Written problem: Drop every picture and give the entries back exactly.

[Begin Records shown]

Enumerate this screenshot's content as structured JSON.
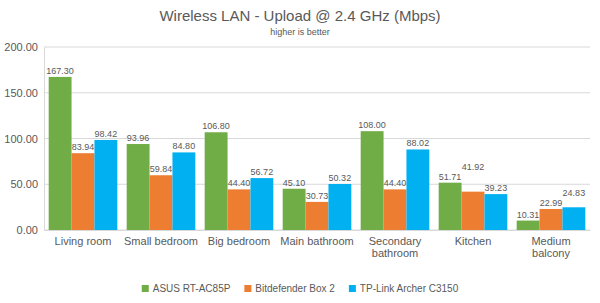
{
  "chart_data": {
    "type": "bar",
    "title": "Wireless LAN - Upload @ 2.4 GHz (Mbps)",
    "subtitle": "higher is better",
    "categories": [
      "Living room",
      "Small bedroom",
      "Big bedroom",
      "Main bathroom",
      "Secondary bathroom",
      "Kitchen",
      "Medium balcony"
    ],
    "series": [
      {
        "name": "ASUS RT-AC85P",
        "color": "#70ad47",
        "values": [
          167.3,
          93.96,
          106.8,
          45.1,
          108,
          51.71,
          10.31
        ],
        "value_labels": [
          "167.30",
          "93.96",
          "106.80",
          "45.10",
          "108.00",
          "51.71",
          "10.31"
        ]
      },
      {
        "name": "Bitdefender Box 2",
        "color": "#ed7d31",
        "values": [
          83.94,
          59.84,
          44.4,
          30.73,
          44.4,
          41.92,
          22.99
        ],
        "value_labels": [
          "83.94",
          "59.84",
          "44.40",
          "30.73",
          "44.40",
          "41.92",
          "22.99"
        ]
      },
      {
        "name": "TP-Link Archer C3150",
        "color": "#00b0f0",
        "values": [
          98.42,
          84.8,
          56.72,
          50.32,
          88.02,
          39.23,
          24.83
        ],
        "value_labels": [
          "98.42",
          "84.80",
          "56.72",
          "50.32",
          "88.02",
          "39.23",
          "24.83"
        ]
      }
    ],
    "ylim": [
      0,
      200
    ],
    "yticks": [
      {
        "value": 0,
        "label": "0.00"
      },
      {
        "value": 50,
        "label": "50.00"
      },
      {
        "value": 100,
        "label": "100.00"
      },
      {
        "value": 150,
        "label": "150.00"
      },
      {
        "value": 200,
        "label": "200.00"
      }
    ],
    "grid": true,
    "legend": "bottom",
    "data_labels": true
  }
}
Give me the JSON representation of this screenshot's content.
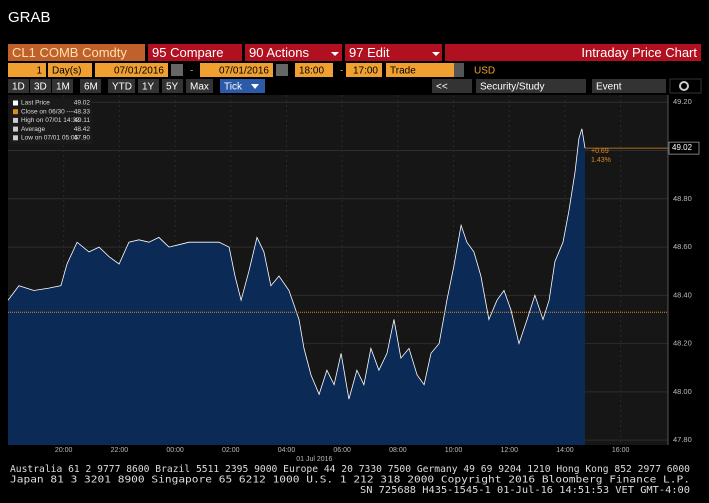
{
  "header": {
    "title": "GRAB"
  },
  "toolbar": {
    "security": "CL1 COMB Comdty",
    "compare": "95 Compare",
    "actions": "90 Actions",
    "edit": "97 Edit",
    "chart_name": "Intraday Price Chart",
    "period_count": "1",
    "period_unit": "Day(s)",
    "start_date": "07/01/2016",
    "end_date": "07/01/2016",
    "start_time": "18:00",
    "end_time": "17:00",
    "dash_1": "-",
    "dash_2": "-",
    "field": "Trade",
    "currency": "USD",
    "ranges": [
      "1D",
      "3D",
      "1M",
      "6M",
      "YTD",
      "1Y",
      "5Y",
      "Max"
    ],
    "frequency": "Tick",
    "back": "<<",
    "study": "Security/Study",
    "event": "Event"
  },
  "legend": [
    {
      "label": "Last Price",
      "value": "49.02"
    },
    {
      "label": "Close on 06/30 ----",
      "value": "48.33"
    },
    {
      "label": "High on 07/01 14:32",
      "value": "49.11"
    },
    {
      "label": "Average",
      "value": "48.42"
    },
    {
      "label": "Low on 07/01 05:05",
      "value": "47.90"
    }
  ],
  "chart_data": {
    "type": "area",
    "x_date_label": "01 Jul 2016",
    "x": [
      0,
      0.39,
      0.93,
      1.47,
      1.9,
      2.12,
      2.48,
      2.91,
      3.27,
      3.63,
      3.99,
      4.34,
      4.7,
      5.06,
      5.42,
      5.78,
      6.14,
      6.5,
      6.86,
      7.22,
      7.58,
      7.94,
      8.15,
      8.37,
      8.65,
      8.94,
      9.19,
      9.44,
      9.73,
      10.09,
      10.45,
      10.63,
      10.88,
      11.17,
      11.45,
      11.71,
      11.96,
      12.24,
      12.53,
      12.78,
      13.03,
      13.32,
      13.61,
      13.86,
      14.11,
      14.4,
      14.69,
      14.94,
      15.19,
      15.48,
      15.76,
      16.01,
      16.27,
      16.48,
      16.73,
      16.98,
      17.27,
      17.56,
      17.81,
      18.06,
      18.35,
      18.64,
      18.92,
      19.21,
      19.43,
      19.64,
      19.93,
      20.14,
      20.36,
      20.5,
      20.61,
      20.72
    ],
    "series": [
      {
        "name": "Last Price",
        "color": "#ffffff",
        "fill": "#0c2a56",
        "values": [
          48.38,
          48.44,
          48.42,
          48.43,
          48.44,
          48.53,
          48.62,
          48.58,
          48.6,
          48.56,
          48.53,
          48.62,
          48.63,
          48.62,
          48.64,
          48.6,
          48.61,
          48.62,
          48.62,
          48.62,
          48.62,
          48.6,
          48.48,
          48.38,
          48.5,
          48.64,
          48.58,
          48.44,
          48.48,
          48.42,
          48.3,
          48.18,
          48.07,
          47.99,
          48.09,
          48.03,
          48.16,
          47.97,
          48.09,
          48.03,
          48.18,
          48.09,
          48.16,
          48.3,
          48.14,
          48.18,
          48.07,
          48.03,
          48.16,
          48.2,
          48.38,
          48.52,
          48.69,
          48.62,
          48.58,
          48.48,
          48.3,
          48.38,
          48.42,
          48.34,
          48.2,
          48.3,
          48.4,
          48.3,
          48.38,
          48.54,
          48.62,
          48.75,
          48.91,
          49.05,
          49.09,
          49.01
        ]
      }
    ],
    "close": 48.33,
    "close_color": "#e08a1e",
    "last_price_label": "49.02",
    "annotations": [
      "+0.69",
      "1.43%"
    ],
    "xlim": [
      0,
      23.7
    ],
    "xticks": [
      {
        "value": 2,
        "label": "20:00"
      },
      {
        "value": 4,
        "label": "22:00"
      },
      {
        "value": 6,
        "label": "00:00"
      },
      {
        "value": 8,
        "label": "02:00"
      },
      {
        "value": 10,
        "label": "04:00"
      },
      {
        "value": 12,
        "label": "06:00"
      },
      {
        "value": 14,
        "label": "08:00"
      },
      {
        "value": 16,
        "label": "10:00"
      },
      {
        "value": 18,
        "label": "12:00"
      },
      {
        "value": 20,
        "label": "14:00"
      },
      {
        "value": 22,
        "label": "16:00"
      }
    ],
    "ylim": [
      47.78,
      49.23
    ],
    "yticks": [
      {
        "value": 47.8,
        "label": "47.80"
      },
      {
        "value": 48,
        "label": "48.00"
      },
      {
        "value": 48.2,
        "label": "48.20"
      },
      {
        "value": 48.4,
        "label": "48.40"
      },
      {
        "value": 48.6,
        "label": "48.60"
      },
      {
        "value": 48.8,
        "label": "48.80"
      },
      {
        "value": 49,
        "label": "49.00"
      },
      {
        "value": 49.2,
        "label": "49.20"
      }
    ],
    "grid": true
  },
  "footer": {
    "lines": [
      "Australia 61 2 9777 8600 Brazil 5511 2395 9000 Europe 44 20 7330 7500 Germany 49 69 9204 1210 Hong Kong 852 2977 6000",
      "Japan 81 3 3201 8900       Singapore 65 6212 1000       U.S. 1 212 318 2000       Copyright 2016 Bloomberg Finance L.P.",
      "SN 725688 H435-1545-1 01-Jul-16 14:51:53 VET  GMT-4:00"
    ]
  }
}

[End Records shown]

Problem solution:
Enumerate this screenshot's content as structured JSON.
{
  "chart_data": {
    "type": "bar",
    "title": "Wireless LAN - Upload @ 2.4 GHz (Mbps)",
    "subtitle": "higher is better",
    "categories": [
      "Living room",
      "Small bedroom",
      "Big bedroom",
      "Main bathroom",
      "Secondary bathroom",
      "Kitchen",
      "Medium balcony"
    ],
    "series": [
      {
        "name": "ASUS RT-AC85P",
        "color": "#70ad47",
        "values": [
          167.3,
          93.96,
          106.8,
          45.1,
          108,
          51.71,
          10.31
        ],
        "value_labels": [
          "167.30",
          "93.96",
          "106.80",
          "45.10",
          "108.00",
          "51.71",
          "10.31"
        ]
      },
      {
        "name": "Bitdefender Box 2",
        "color": "#ed7d31",
        "values": [
          83.94,
          59.84,
          44.4,
          30.73,
          44.4,
          41.92,
          22.99
        ],
        "value_labels": [
          "83.94",
          "59.84",
          "44.40",
          "30.73",
          "44.40",
          "41.92",
          "22.99"
        ]
      },
      {
        "name": "TP-Link Archer C3150",
        "color": "#00b0f0",
        "values": [
          98.42,
          84.8,
          56.72,
          50.32,
          88.02,
          39.23,
          24.83
        ],
        "value_labels": [
          "98.42",
          "84.80",
          "56.72",
          "50.32",
          "88.02",
          "39.23",
          "24.83"
        ]
      }
    ],
    "ylim": [
      0,
      200
    ],
    "yticks": [
      {
        "value": 0,
        "label": "0.00"
      },
      {
        "value": 50,
        "label": "50.00"
      },
      {
        "value": 100,
        "label": "100.00"
      },
      {
        "value": 150,
        "label": "150.00"
      },
      {
        "value": 200,
        "label": "200.00"
      }
    ],
    "grid": true,
    "legend": "bottom",
    "data_labels": true
  }
}
Give me the JSON representation of this screenshot's content.
{
  "header": {
    "title": "GRAB"
  },
  "toolbar": {
    "security": "CL1 COMB Comdty",
    "compare": "95 Compare",
    "actions": "90 Actions",
    "edit": "97 Edit",
    "chart_name": "Intraday Price Chart",
    "period_count": "1",
    "period_unit": "Day(s)",
    "start_date": "07/01/2016",
    "end_date": "07/01/2016",
    "start_time": "18:00",
    "end_time": "17:00",
    "dash_1": "-",
    "dash_2": "-",
    "field": "Trade",
    "currency": "USD",
    "ranges": [
      "1D",
      "3D",
      "1M",
      "6M",
      "YTD",
      "1Y",
      "5Y",
      "Max"
    ],
    "frequency": "Tick",
    "back": "<<",
    "study": "Security/Study",
    "event": "Event"
  },
  "legend": [
    {
      "label": "Last Price",
      "value": "49.02"
    },
    {
      "label": "Close on 06/30 ----",
      "value": "48.33"
    },
    {
      "label": "High on 07/01 14:32",
      "value": "49.11"
    },
    {
      "label": "Average",
      "value": "48.42"
    },
    {
      "label": "Low on 07/01 05:05",
      "value": "47.90"
    }
  ],
  "chart_data": {
    "type": "area",
    "x_date_label": "01 Jul 2016",
    "x": [
      0,
      0.39,
      0.93,
      1.47,
      1.9,
      2.12,
      2.48,
      2.91,
      3.27,
      3.63,
      3.99,
      4.34,
      4.7,
      5.06,
      5.42,
      5.78,
      6.14,
      6.5,
      6.86,
      7.22,
      7.58,
      7.94,
      8.15,
      8.37,
      8.65,
      8.94,
      9.19,
      9.44,
      9.73,
      10.09,
      10.45,
      10.63,
      10.88,
      11.17,
      11.45,
      11.71,
      11.96,
      12.24,
      12.53,
      12.78,
      13.03,
      13.32,
      13.61,
      13.86,
      14.11,
      14.4,
      14.69,
      14.94,
      15.19,
      15.48,
      15.76,
      16.01,
      16.27,
      16.48,
      16.73,
      16.98,
      17.27,
      17.56,
      17.81,
      18.06,
      18.35,
      18.64,
      18.92,
      19.21,
      19.43,
      19.64,
      19.93,
      20.14,
      20.36,
      20.5,
      20.61,
      20.72
    ],
    "series": [
      {
        "name": "Last Price",
        "color": "#ffffff",
        "fill": "#0c2a56",
        "values": [
          48.38,
          48.44,
          48.42,
          48.43,
          48.44,
          48.53,
          48.62,
          48.58,
          48.6,
          48.56,
          48.53,
          48.62,
          48.63,
          48.62,
          48.64,
          48.6,
          48.61,
          48.62,
          48.62,
          48.62,
          48.62,
          48.6,
          48.48,
          48.38,
          48.5,
          48.64,
          48.58,
          48.44,
          48.48,
          48.42,
          48.3,
          48.18,
          48.07,
          47.99,
          48.09,
          48.03,
          48.16,
          47.97,
          48.09,
          48.03,
          48.18,
          48.09,
          48.16,
          48.3,
          48.14,
          48.18,
          48.07,
          48.03,
          48.16,
          48.2,
          48.38,
          48.52,
          48.69,
          48.62,
          48.58,
          48.48,
          48.3,
          48.38,
          48.42,
          48.34,
          48.2,
          48.3,
          48.4,
          48.3,
          48.38,
          48.54,
          48.62,
          48.75,
          48.91,
          49.05,
          49.09,
          49.01
        ]
      }
    ],
    "close": 48.33,
    "close_color": "#e08a1e",
    "last_price_label": "49.02",
    "annotations": [
      "+0.69",
      "1.43%"
    ],
    "xlim": [
      0,
      23.7
    ],
    "xticks": [
      {
        "value": 2,
        "label": "20:00"
      },
      {
        "value": 4,
        "label": "22:00"
      },
      {
        "value": 6,
        "label": "00:00"
      },
      {
        "value": 8,
        "label": "02:00"
      },
      {
        "value": 10,
        "label": "04:00"
      },
      {
        "value": 12,
        "label": "06:00"
      },
      {
        "value": 14,
        "label": "08:00"
      },
      {
        "value": 16,
        "label": "10:00"
      },
      {
        "value": 18,
        "label": "12:00"
      },
      {
        "value": 20,
        "label": "14:00"
      },
      {
        "value": 22,
        "label": "16:00"
      }
    ],
    "ylim": [
      47.78,
      49.23
    ],
    "yticks": [
      {
        "value": 47.8,
        "label": "47.80"
      },
      {
        "value": 48,
        "label": "48.00"
      },
      {
        "value": 48.2,
        "label": "48.20"
      },
      {
        "value": 48.4,
        "label": "48.40"
      },
      {
        "value": 48.6,
        "label": "48.60"
      },
      {
        "value": 48.8,
        "label": "48.80"
      },
      {
        "value": 49,
        "label": "49.00"
      },
      {
        "value": 49.2,
        "label": "49.20"
      }
    ],
    "grid": true
  },
  "footer": {
    "lines": [
      "Australia 61 2 9777 8600 Brazil 5511 2395 9000 Europe 44 20 7330 7500 Germany 49 69 9204 1210 Hong Kong 852 2977 6000",
      "Japan 81 3 3201 8900       Singapore 65 6212 1000       U.S. 1 212 318 2000       Copyright 2016 Bloomberg Finance L.P.",
      "SN 725688 H435-1545-1 01-Jul-16 14:51:53 VET  GMT-4:00"
    ]
  }
}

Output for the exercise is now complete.